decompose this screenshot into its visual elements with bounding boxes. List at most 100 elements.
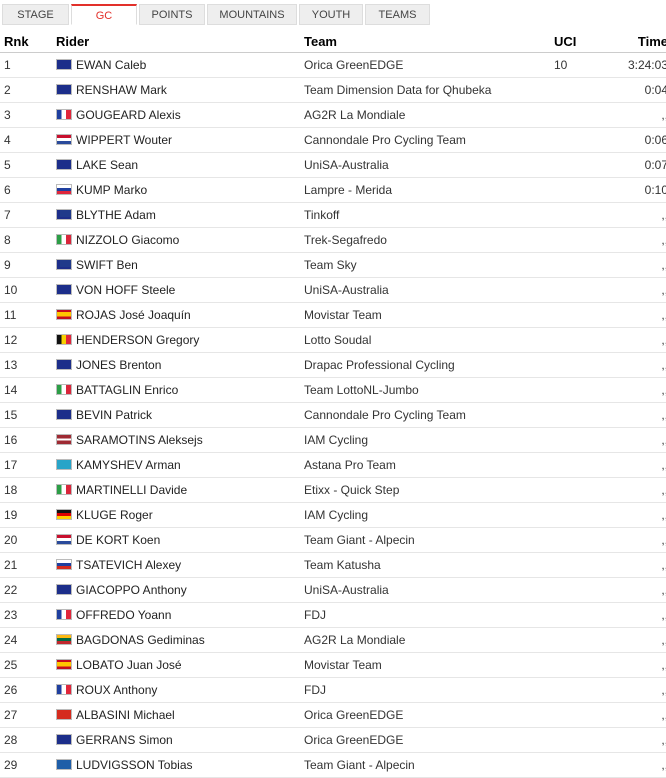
rider-link[interactable]: JONES Brenton (76, 358, 161, 372)
team-link[interactable]: Trek-Segafredo (304, 233, 387, 247)
team-link[interactable]: AG2R La Mondiale (304, 633, 405, 647)
flag-ru-icon (56, 559, 72, 570)
team-link[interactable]: AG2R La Mondiale (304, 108, 405, 122)
rider-cell: LAKE Sean (56, 152, 304, 178)
rider-cell: BLYTHE Adam (56, 202, 304, 228)
rider-link[interactable]: LUDVIGSSON Tobias (76, 758, 193, 772)
rider-link[interactable]: BATTAGLIN Enrico (76, 383, 178, 397)
team-link[interactable]: Drapac Professional Cycling (304, 358, 455, 372)
rider-link[interactable]: ROJAS José Joaquín (76, 308, 191, 322)
team-link[interactable]: Cannondale Pro Cycling Team (304, 408, 466, 422)
rider-link[interactable]: NIZZOLO Giacomo (76, 233, 179, 247)
rider-link[interactable]: KAMYSHEV Arman (76, 458, 181, 472)
rider-link[interactable]: SWIFT Ben (76, 258, 138, 272)
tab-points[interactable]: POINTS (139, 4, 205, 25)
team-link[interactable]: Etixx - Quick Step (304, 483, 399, 497)
team-cell: AG2R La Mondiale (304, 102, 554, 128)
team-link[interactable]: Tinkoff (304, 208, 339, 222)
time-cell: ,, (598, 377, 666, 403)
rider-cell: LUDVIGSSON Tobias (56, 752, 304, 778)
rider-link[interactable]: TSATEVICH Alexey (76, 558, 181, 572)
rider-link[interactable]: ROUX Anthony (76, 683, 157, 697)
tab-mountains[interactable]: MOUNTAINS (207, 4, 297, 25)
team-link[interactable]: Movistar Team (304, 308, 382, 322)
rank-cell: 4 (0, 127, 56, 153)
rider-link[interactable]: MARTINELLI Davide (76, 483, 187, 497)
team-link[interactable]: Team Giant - Alpecin (304, 758, 415, 772)
rider-link[interactable]: SARAMOTINS Aleksejs (76, 433, 203, 447)
table-row: 29 LUDVIGSSON Tobias Team Giant - Alpecin,… (0, 752, 666, 778)
tab-gc[interactable]: GC (71, 4, 137, 25)
time-cell: ,, (598, 477, 666, 503)
team-link[interactable]: UniSA-Australia (304, 158, 389, 172)
flag-au-icon (56, 284, 72, 295)
header-rider: Rider (56, 30, 304, 53)
team-cell: Lotto Soudal (304, 327, 554, 353)
team-cell: Lampre - Merida (304, 177, 554, 203)
uci-cell (554, 202, 598, 228)
rider-link[interactable]: KUMP Marko (76, 183, 147, 197)
team-link[interactable]: Team Dimension Data for Qhubeka (304, 83, 491, 97)
rider-link[interactable]: ALBASINI Michael (76, 708, 175, 722)
rank-cell: 17 (0, 452, 56, 478)
team-link[interactable]: Orica GreenEDGE (304, 733, 403, 747)
flag-fr-icon (56, 609, 72, 620)
team-link[interactable]: FDJ (304, 608, 326, 622)
rider-cell: HENDERSON Gregory (56, 327, 304, 353)
team-cell: Cannondale Pro Cycling Team (304, 127, 554, 153)
rider-cell: RENSHAW Mark (56, 77, 304, 103)
uci-cell (554, 627, 598, 653)
team-link[interactable]: FDJ (304, 683, 326, 697)
team-link[interactable]: Orica GreenEDGE (304, 708, 403, 722)
rider-link[interactable]: BAGDONAS Gediminas (76, 633, 205, 647)
tab-stage[interactable]: STAGE (2, 4, 69, 25)
team-cell: Team Giant - Alpecin (304, 527, 554, 553)
team-link[interactable]: Team LottoNL-Jumbo (304, 383, 419, 397)
rider-link[interactable]: GIACOPPO Anthony (76, 583, 187, 597)
rider-link[interactable]: KLUGE Roger (76, 508, 153, 522)
table-row: 14 BATTAGLIN Enrico Team LottoNL-Jumbo,, (0, 377, 666, 403)
team-link[interactable]: Orica GreenEDGE (304, 58, 403, 72)
rider-link[interactable]: DE KORT Koen (76, 533, 160, 547)
rider-link[interactable]: LOBATO Juan José (76, 658, 182, 672)
rider-link[interactable]: GERRANS Simon (76, 733, 173, 747)
team-link[interactable]: Team Giant - Alpecin (304, 533, 415, 547)
rider-link[interactable]: HENDERSON Gregory (76, 333, 199, 347)
rider-link[interactable]: BLYTHE Adam (76, 208, 156, 222)
rider-link[interactable]: WIPPERT Wouter (76, 133, 172, 147)
team-link[interactable]: Lotto Soudal (304, 333, 371, 347)
rider-link[interactable]: VON HOFF Steele (76, 283, 175, 297)
rank-cell: 15 (0, 402, 56, 428)
tab-teams[interactable]: TEAMS (365, 4, 430, 25)
rider-link[interactable]: LAKE Sean (76, 158, 138, 172)
uci-cell (554, 452, 598, 478)
tab-youth[interactable]: YOUTH (299, 4, 363, 25)
team-link[interactable]: Team Katusha (304, 558, 381, 572)
rider-cell: KUMP Marko (56, 177, 304, 203)
rider-link[interactable]: BEVIN Patrick (76, 408, 152, 422)
rider-link[interactable]: EWAN Caleb (76, 58, 146, 72)
team-link[interactable]: Team Sky (304, 258, 357, 272)
team-link[interactable]: Movistar Team (304, 658, 382, 672)
team-cell: AG2R La Mondiale (304, 627, 554, 653)
team-link[interactable]: Cannondale Pro Cycling Team (304, 133, 466, 147)
team-link[interactable]: UniSA-Australia (304, 583, 389, 597)
rank-cell: 14 (0, 377, 56, 403)
rider-link[interactable]: OFFREDO Yoann (76, 608, 171, 622)
team-cell: Team Katusha (304, 552, 554, 578)
team-link[interactable]: UniSA-Australia (304, 283, 389, 297)
team-link[interactable]: IAM Cycling (304, 433, 368, 447)
rider-link[interactable]: RENSHAW Mark (76, 83, 167, 97)
uci-cell (554, 577, 598, 603)
table-row: 26 ROUX Anthony FDJ,, (0, 677, 666, 703)
gc-results-table: Rnk Rider Team UCI Time 1 EWAN Caleb Orica… (0, 30, 666, 778)
flag-it-icon (56, 234, 72, 245)
rank-cell: 9 (0, 252, 56, 278)
header-rnk: Rnk (0, 30, 56, 53)
team-link[interactable]: IAM Cycling (304, 508, 368, 522)
team-cell: Trek-Segafredo (304, 227, 554, 253)
team-link[interactable]: Astana Pro Team (304, 458, 396, 472)
rider-link[interactable]: GOUGEARD Alexis (76, 108, 181, 122)
team-link[interactable]: Lampre - Merida (304, 183, 392, 197)
flag-au-icon (56, 734, 72, 745)
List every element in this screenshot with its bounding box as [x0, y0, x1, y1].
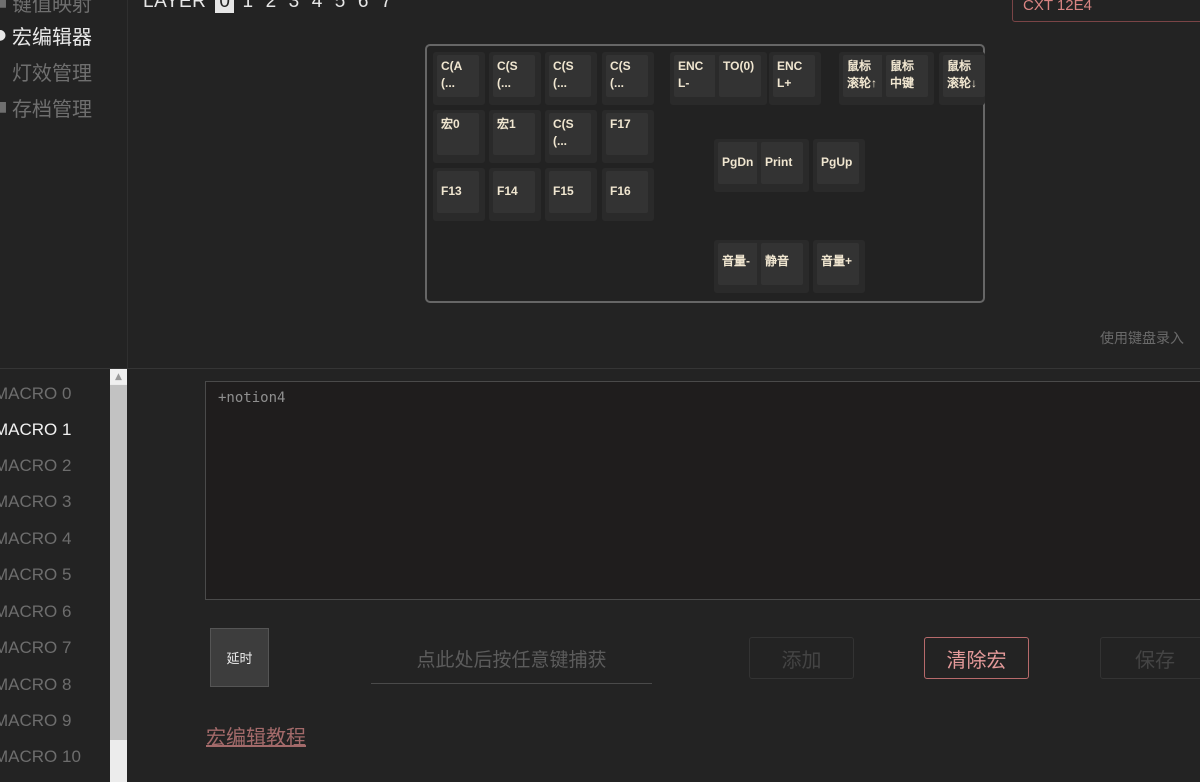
key-label: C(A(... — [437, 55, 479, 97]
key[interactable]: TO(0) — [715, 52, 767, 105]
macro-list-item[interactable]: MACRO 8 — [0, 670, 71, 700]
sidebar-nav: ■ 键值映射 ● 宏编辑器 灯效管理 ■ 存档管理 — [0, 0, 128, 368]
scroll-up-arrow-icon[interactable]: ▲ — [110, 369, 127, 384]
key-label: 静音 — [761, 243, 803, 285]
macro-list-item[interactable]: MACRO 2 — [0, 451, 71, 481]
keyboard-record-hint[interactable]: 使用键盘录入 — [1100, 328, 1184, 348]
macro-list: MACRO 0 MACRO 1 MACRO 2 MACRO 3 MACRO 4 … — [0, 369, 110, 782]
key-label: 鼠标滚轮↓ — [943, 55, 985, 97]
key-label: 鼠标滚轮↑ — [843, 55, 885, 97]
macro-list-item[interactable]: MACRO 6 — [0, 597, 71, 627]
layer-tab-4[interactable]: 4 — [308, 0, 327, 13]
key-label: C(S(... — [606, 55, 648, 97]
key[interactable]: C(S(... — [489, 52, 541, 105]
key-capture-input[interactable] — [371, 637, 652, 684]
key[interactable]: PgUp — [813, 139, 865, 192]
layer-tab-1[interactable]: 1 — [238, 0, 257, 13]
key[interactable]: C(A(... — [433, 52, 485, 105]
key[interactable]: C(S(... — [602, 52, 654, 105]
key[interactable]: F16 — [602, 168, 654, 221]
key[interactable]: 宏0 — [433, 110, 485, 163]
macro-list-item[interactable]: MACRO 9 — [0, 706, 71, 736]
key-label: C(S(... — [549, 55, 591, 97]
key-label: F15 — [549, 171, 591, 213]
layer-tab-2[interactable]: 2 — [262, 0, 281, 13]
nav-item-macro-editor[interactable]: ● 宏编辑器 — [0, 20, 92, 50]
key[interactable]: F17 — [602, 110, 654, 163]
scrollbar-thumb[interactable] — [110, 385, 127, 740]
layer-tab-3[interactable]: 3 — [285, 0, 304, 13]
key-label: C(S(... — [549, 113, 591, 155]
layer-selector: LAYER 0 1 2 3 4 5 6 7 — [143, 0, 400, 13]
key-label: 鼠标中键 — [886, 55, 928, 97]
macro-list-item[interactable]: MACRO 3 — [0, 487, 71, 517]
key-label: F16 — [606, 171, 648, 213]
key[interactable]: 音量+ — [813, 240, 865, 293]
key[interactable]: 鼠标滚轮↓ — [939, 52, 985, 105]
key-label: ENC L- — [674, 55, 716, 97]
macro-text: +notion4 — [218, 390, 286, 406]
key-label: C(S(... — [493, 55, 535, 97]
nav-item-label: 存档管理 — [12, 96, 92, 121]
nav-item-lighting[interactable]: 灯效管理 — [0, 56, 92, 86]
macro-list-item[interactable]: MACRO 10 — [0, 742, 81, 772]
key-label: 音量+ — [817, 243, 859, 285]
macro-editor[interactable]: +notion4 — [205, 381, 1200, 600]
add-button[interactable]: 添加 — [749, 637, 854, 679]
key-label: 音量- — [718, 243, 760, 285]
key[interactable]: C(S(... — [545, 110, 597, 163]
key-label: F17 — [606, 113, 648, 155]
key[interactable]: F15 — [545, 168, 597, 221]
save-button[interactable]: 保存 — [1100, 637, 1200, 679]
layer-tab-5[interactable]: 5 — [331, 0, 350, 13]
nav-bullet-icon: ● — [0, 27, 7, 43]
layer-tab-6[interactable]: 6 — [354, 0, 373, 13]
key-label: F14 — [493, 171, 535, 213]
layer-label: LAYER — [143, 0, 207, 12]
nav-item-label: 灯效管理 — [12, 60, 92, 85]
macro-tutorial-link[interactable]: 宏编辑教程 — [206, 721, 306, 750]
clear-macro-button[interactable]: 清除宏 — [924, 637, 1029, 679]
macro-list-item[interactable]: MACRO 4 — [0, 524, 71, 554]
nav-bullet-icon: ■ — [0, 0, 8, 10]
device-name: CXT 12E4 — [1023, 0, 1092, 14]
macro-list-item[interactable]: MACRO 5 — [0, 560, 71, 590]
key[interactable]: 静音 — [757, 240, 809, 293]
key[interactable]: F14 — [489, 168, 541, 221]
layer-tab-0[interactable]: 0 — [215, 0, 235, 13]
macro-list-item[interactable]: MACRO 7 — [0, 633, 71, 663]
nav-item-keymap[interactable]: ■ 键值映射 — [0, 0, 92, 17]
layer-tab-7[interactable]: 7 — [377, 0, 396, 13]
key-label: F13 — [437, 171, 479, 213]
key[interactable]: 宏1 — [489, 110, 541, 163]
key-label: PgUp — [817, 142, 859, 184]
macro-list-item[interactable]: MACRO 0 — [0, 379, 71, 409]
key-label: ENC L+ — [773, 55, 815, 97]
delay-button[interactable]: 延时 — [210, 628, 269, 687]
key-label: 宏0 — [437, 113, 479, 155]
device-select[interactable]: CXT 12E4 — [1012, 0, 1200, 22]
section-divider — [0, 368, 1200, 369]
key[interactable]: F13 — [433, 168, 485, 221]
key-label: TO(0) — [719, 55, 761, 97]
key[interactable]: Print — [757, 139, 809, 192]
nav-bullet-icon: ■ — [0, 99, 8, 115]
keyboard-layout: C(A(... C(S(... C(S(... C(S(... ENC L- T… — [425, 44, 985, 303]
nav-item-storage[interactable]: ■ 存档管理 — [0, 92, 92, 122]
macro-list-item-selected[interactable]: MACRO 1 — [0, 415, 71, 445]
nav-item-label: 键值映射 — [12, 0, 92, 16]
key[interactable]: C(S(... — [545, 52, 597, 105]
key-label: Print — [761, 142, 803, 184]
key[interactable]: 鼠标中键 — [882, 52, 934, 105]
nav-item-label: 宏编辑器 — [12, 24, 92, 49]
key-encoder-right[interactable]: ENC L+ — [769, 52, 821, 105]
key-label: 宏1 — [493, 113, 535, 155]
key-label: PgDn — [718, 142, 760, 184]
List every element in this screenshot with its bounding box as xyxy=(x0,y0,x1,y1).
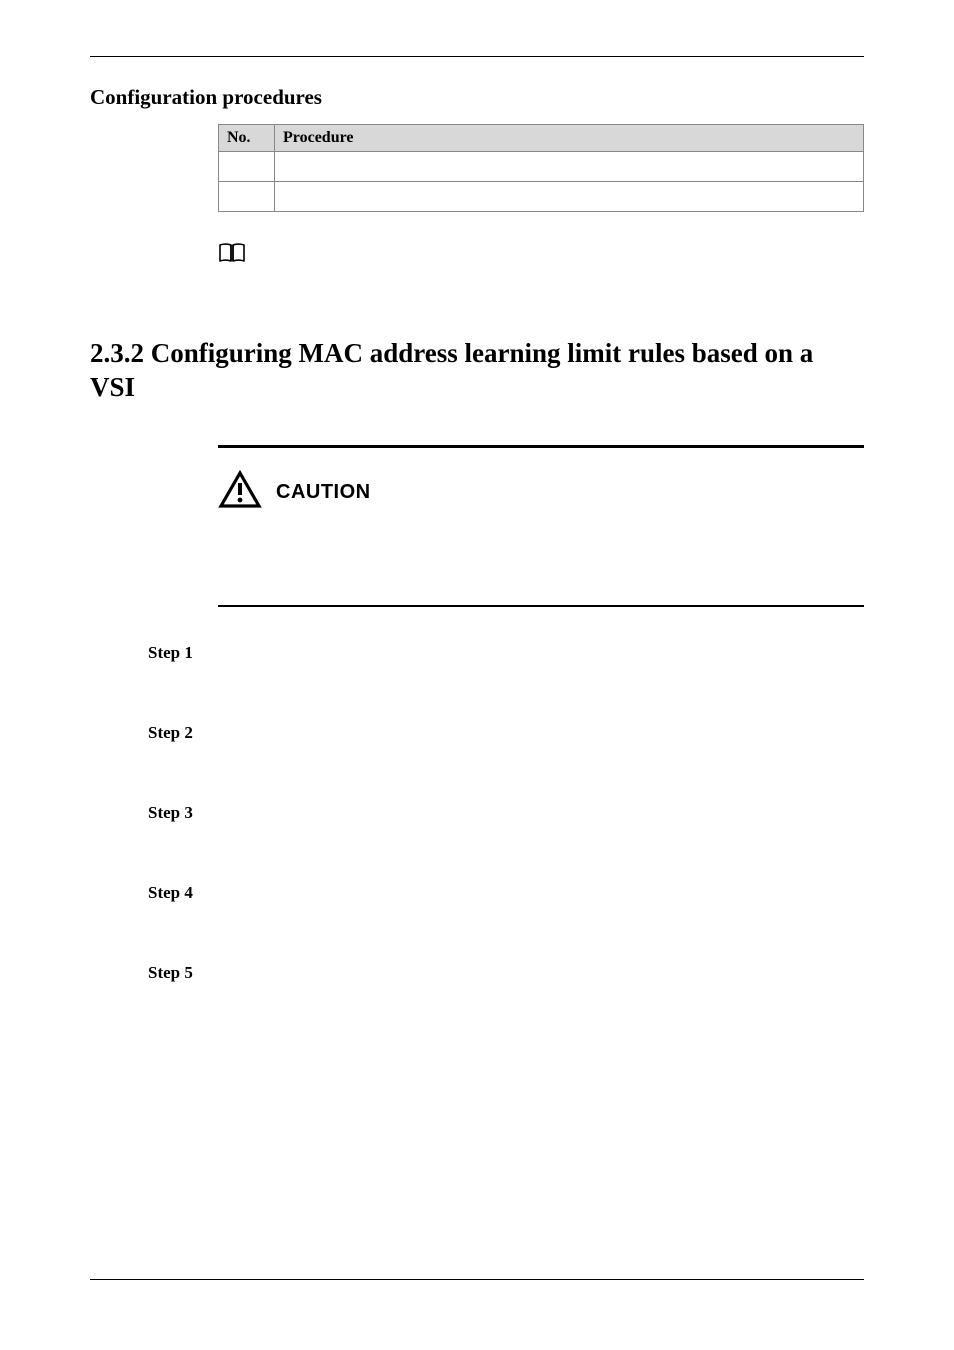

| Instructions to follow |
Copy the lines starting with the line containing "key-label: C(A(... — [437, 55, 479, 97]" and going on through the line containing "macro-list: MACRO 0", reproducing each one exactly.

| Output for this exercise |
key-label: C(A(... — [437, 55, 479, 97]
key[interactable]: TO(0) — [715, 52, 767, 105]
macro-list-item[interactable]: MACRO 8 — [0, 670, 71, 700]
sidebar-nav: ■ 键值映射 ● 宏编辑器 灯效管理 ■ 存档管理 — [0, 0, 128, 368]
scroll-up-arrow-icon[interactable]: ▲ — [110, 369, 127, 384]
key-label: 静音 — [761, 243, 803, 285]
macro-list-item[interactable]: MACRO 2 — [0, 451, 71, 481]
keyboard-record-hint[interactable]: 使用键盘录入 — [1100, 328, 1184, 348]
macro-list: MACRO 0 MACRO 1 MACRO 2 MACRO 3 MACRO 4 … — [0, 369, 110, 782]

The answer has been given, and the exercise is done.